Dataset rows about figures
[start]

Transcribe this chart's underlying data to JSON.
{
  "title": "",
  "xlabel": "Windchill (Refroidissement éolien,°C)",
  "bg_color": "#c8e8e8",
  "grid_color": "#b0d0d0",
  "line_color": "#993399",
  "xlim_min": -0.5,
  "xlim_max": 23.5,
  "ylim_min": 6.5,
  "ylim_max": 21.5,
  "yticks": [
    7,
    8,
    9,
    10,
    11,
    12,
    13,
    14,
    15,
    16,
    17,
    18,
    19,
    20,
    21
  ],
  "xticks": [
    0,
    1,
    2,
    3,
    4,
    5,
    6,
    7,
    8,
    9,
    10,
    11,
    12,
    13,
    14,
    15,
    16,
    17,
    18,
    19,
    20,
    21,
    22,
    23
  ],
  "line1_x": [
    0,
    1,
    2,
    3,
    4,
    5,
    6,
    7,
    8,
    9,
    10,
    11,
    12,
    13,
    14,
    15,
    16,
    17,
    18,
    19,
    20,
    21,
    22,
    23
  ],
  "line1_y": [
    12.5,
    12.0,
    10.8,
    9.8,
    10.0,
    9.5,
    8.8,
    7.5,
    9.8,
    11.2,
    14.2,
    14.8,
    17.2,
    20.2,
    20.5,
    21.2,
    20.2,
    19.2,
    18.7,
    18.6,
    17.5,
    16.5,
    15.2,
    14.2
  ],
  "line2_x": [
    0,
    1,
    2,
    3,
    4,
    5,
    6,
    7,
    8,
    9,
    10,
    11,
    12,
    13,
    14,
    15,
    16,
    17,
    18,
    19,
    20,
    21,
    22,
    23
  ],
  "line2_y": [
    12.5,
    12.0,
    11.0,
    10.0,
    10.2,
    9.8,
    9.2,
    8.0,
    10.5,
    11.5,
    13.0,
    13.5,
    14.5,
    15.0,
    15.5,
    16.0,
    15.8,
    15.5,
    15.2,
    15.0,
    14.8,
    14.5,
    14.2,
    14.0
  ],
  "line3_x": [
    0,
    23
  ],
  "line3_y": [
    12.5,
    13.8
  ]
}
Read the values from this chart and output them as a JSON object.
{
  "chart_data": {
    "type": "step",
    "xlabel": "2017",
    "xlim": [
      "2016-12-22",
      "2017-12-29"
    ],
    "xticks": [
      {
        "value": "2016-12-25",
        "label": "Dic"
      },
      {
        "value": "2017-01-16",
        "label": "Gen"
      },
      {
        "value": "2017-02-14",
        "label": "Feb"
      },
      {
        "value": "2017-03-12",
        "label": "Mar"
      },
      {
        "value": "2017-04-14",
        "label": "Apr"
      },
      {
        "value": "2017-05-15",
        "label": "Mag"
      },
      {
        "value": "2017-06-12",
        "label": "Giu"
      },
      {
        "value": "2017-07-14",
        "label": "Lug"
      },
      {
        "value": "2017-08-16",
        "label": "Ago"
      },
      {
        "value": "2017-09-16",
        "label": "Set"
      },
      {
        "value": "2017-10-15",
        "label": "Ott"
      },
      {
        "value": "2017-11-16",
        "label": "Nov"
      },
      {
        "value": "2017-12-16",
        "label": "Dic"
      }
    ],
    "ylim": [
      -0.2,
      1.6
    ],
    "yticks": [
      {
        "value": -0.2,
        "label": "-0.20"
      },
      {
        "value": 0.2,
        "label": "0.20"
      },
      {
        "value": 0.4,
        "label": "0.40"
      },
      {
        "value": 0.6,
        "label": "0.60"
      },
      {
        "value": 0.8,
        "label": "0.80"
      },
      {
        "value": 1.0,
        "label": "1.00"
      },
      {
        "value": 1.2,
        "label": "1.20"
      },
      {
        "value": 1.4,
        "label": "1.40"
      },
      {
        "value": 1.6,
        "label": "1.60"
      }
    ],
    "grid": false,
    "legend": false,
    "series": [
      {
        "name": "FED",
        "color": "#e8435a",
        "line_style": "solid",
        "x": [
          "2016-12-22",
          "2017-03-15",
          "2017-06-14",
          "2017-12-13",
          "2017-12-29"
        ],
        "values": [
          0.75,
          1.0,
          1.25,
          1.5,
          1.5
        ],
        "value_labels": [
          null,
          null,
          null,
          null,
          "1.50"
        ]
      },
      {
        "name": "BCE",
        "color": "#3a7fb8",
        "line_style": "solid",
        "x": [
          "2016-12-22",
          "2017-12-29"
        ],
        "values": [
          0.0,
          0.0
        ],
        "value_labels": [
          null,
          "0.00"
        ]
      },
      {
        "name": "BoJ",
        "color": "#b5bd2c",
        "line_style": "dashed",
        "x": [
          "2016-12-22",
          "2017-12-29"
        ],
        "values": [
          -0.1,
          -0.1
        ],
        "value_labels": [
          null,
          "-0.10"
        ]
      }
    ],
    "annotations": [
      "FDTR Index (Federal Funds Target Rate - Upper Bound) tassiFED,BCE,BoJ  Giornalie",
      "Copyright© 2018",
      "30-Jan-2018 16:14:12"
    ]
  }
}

[end]

What you are asked to do. Write out the whole listing exactly.

Solution to this exercise.
Transcribe this chart's underlying data to JSON.
{
  "title": "",
  "xlabel": "Windchill (Refroidissement éolien,°C)",
  "bg_color": "#c8e8e8",
  "grid_color": "#b0d0d0",
  "line_color": "#993399",
  "xlim_min": -0.5,
  "xlim_max": 23.5,
  "ylim_min": 6.5,
  "ylim_max": 21.5,
  "yticks": [
    7,
    8,
    9,
    10,
    11,
    12,
    13,
    14,
    15,
    16,
    17,
    18,
    19,
    20,
    21
  ],
  "xticks": [
    0,
    1,
    2,
    3,
    4,
    5,
    6,
    7,
    8,
    9,
    10,
    11,
    12,
    13,
    14,
    15,
    16,
    17,
    18,
    19,
    20,
    21,
    22,
    23
  ],
  "line1_x": [
    0,
    1,
    2,
    3,
    4,
    5,
    6,
    7,
    8,
    9,
    10,
    11,
    12,
    13,
    14,
    15,
    16,
    17,
    18,
    19,
    20,
    21,
    22,
    23
  ],
  "line1_y": [
    12.5,
    12.0,
    10.8,
    9.8,
    10.0,
    9.5,
    8.8,
    7.5,
    9.8,
    11.2,
    14.2,
    14.8,
    17.2,
    20.2,
    20.5,
    21.2,
    20.2,
    19.2,
    18.7,
    18.6,
    17.5,
    16.5,
    15.2,
    14.2
  ],
  "line2_x": [
    0,
    1,
    2,
    3,
    4,
    5,
    6,
    7,
    8,
    9,
    10,
    11,
    12,
    13,
    14,
    15,
    16,
    17,
    18,
    19,
    20,
    21,
    22,
    23
  ],
  "line2_y": [
    12.5,
    12.0,
    11.0,
    10.0,
    10.2,
    9.8,
    9.2,
    8.0,
    10.5,
    11.5,
    13.0,
    13.5,
    14.5,
    15.0,
    15.5,
    16.0,
    15.8,
    15.5,
    15.2,
    15.0,
    14.8,
    14.5,
    14.2,
    14.0
  ],
  "line3_x": [
    0,
    23
  ],
  "line3_y": [
    12.5,
    13.8
  ]
}
Read the values from this chart and output them as a JSON object.
{
  "chart_data": {
    "type": "step",
    "xlabel": "2017",
    "xlim": [
      "2016-12-22",
      "2017-12-29"
    ],
    "xticks": [
      {
        "value": "2016-12-25",
        "label": "Dic"
      },
      {
        "value": "2017-01-16",
        "label": "Gen"
      },
      {
        "value": "2017-02-14",
        "label": "Feb"
      },
      {
        "value": "2017-03-12",
        "label": "Mar"
      },
      {
        "value": "2017-04-14",
        "label": "Apr"
      },
      {
        "value": "2017-05-15",
        "label": "Mag"
      },
      {
        "value": "2017-06-12",
        "label": "Giu"
      },
      {
        "value": "2017-07-14",
        "label": "Lug"
      },
      {
        "value": "2017-08-16",
        "label": "Ago"
      },
      {
        "value": "2017-09-16",
        "label": "Set"
      },
      {
        "value": "2017-10-15",
        "label": "Ott"
      },
      {
        "value": "2017-11-16",
        "label": "Nov"
      },
      {
        "value": "2017-12-16",
        "label": "Dic"
      }
    ],
    "ylim": [
      -0.2,
      1.6
    ],
    "yticks": [
      {
        "value": -0.2,
        "label": "-0.20"
      },
      {
        "value": 0.2,
        "label": "0.20"
      },
      {
        "value": 0.4,
        "label": "0.40"
      },
      {
        "value": 0.6,
        "label": "0.60"
      },
      {
        "value": 0.8,
        "label": "0.80"
      },
      {
        "value": 1.0,
        "label": "1.00"
      },
      {
        "value": 1.2,
        "label": "1.20"
      },
      {
        "value": 1.4,
        "label": "1.40"
      },
      {
        "value": 1.6,
        "label": "1.60"
      }
    ],
    "grid": false,
    "legend": false,
    "series": [
      {
        "name": "FED",
        "color": "#e8435a",
        "line_style": "solid",
        "x": [
          "2016-12-22",
          "2017-03-15",
          "2017-06-14",
          "2017-12-13",
          "2017-12-29"
        ],
        "values": [
          0.75,
          1.0,
          1.25,
          1.5,
          1.5
        ],
        "value_labels": [
          null,
          null,
          null,
          null,
          "1.50"
        ]
      },
      {
        "name": "BCE",
        "color": "#3a7fb8",
        "line_style": "solid",
        "x": [
          "2016-12-22",
          "2017-12-29"
        ],
        "values": [
          0.0,
          0.0
        ],
        "value_labels": [
          null,
          "0.00"
        ]
      },
      {
        "name": "BoJ",
        "color": "#b5bd2c",
        "line_style": "dashed",
        "x": [
          "2016-12-22",
          "2017-12-29"
        ],
        "values": [
          -0.1,
          -0.1
        ],
        "value_labels": [
          null,
          "-0.10"
        ]
      }
    ],
    "annotations": [
      "FDTR Index (Federal Funds Target Rate - Upper Bound) tassiFED,BCE,BoJ  Giornalie",
      "Copyright© 2018",
      "30-Jan-2018 16:14:12"
    ]
  }
}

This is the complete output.